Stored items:
******************************

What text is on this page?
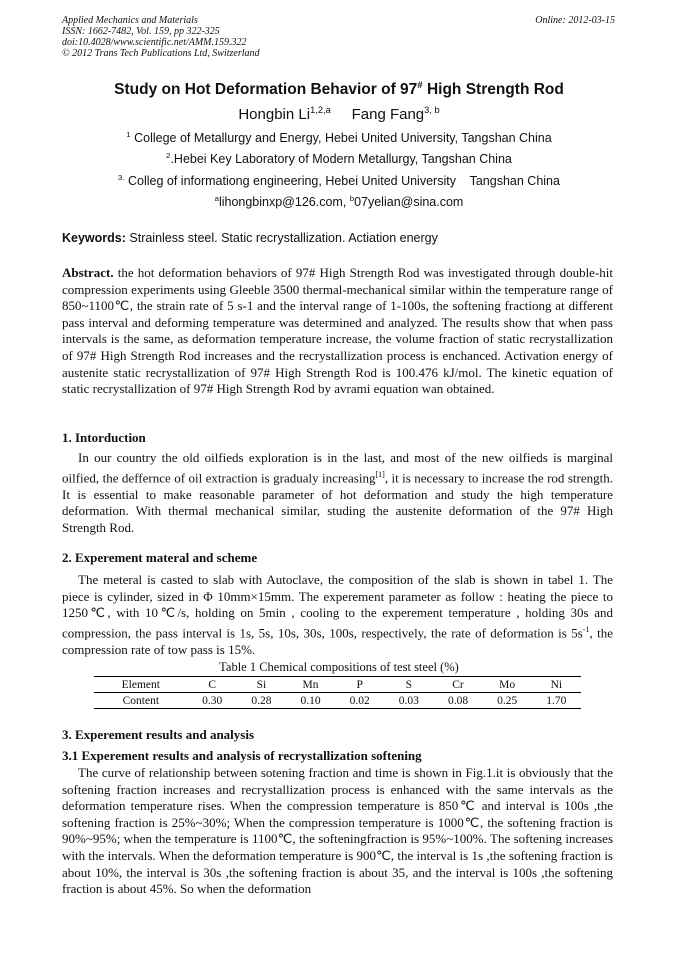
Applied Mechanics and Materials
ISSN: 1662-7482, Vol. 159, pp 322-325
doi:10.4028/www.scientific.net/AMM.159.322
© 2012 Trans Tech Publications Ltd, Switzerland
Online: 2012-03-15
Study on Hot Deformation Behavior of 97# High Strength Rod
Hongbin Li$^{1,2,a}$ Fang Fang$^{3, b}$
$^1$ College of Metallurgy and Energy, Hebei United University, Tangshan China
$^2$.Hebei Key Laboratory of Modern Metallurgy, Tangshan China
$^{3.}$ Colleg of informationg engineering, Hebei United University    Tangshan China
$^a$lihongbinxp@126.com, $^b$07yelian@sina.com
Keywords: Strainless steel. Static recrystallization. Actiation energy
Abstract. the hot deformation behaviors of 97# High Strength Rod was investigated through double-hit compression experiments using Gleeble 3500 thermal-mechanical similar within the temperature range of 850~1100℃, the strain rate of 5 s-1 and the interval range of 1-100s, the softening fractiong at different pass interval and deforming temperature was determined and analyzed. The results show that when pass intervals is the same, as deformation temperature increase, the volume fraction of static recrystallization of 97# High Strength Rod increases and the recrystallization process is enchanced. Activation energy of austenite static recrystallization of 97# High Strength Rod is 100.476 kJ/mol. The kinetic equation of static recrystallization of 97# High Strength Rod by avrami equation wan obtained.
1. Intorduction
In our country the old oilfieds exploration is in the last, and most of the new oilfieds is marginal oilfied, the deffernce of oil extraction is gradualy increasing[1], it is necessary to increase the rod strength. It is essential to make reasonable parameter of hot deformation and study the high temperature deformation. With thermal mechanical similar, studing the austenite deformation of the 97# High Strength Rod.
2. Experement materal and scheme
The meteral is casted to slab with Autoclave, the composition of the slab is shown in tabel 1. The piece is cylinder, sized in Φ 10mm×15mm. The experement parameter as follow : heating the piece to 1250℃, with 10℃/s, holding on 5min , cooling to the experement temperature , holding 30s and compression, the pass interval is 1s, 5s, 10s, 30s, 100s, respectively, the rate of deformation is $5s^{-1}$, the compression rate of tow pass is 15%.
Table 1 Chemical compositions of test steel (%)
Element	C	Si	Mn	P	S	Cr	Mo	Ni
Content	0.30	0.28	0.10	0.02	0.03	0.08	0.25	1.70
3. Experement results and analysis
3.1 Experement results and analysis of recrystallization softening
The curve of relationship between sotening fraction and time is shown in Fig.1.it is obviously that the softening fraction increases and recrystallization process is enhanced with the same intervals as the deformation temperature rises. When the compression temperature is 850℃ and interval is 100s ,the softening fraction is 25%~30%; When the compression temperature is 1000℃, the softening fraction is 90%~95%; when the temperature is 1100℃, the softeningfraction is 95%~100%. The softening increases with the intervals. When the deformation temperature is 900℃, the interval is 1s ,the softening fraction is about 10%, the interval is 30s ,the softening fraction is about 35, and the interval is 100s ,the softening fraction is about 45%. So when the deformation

******************************

What this task involves:
Find every line in the records above that contains the word "Tangshan", and copy each one.

Correct result:
$^1$ College of Metallurgy and Energy, Hebei United University, Tangshan China
$^2$.Hebei Key Laboratory of Modern Metallurgy, Tangshan China
$^{3.}$ Colleg of informationg engineering, Hebei United University    Tangshan China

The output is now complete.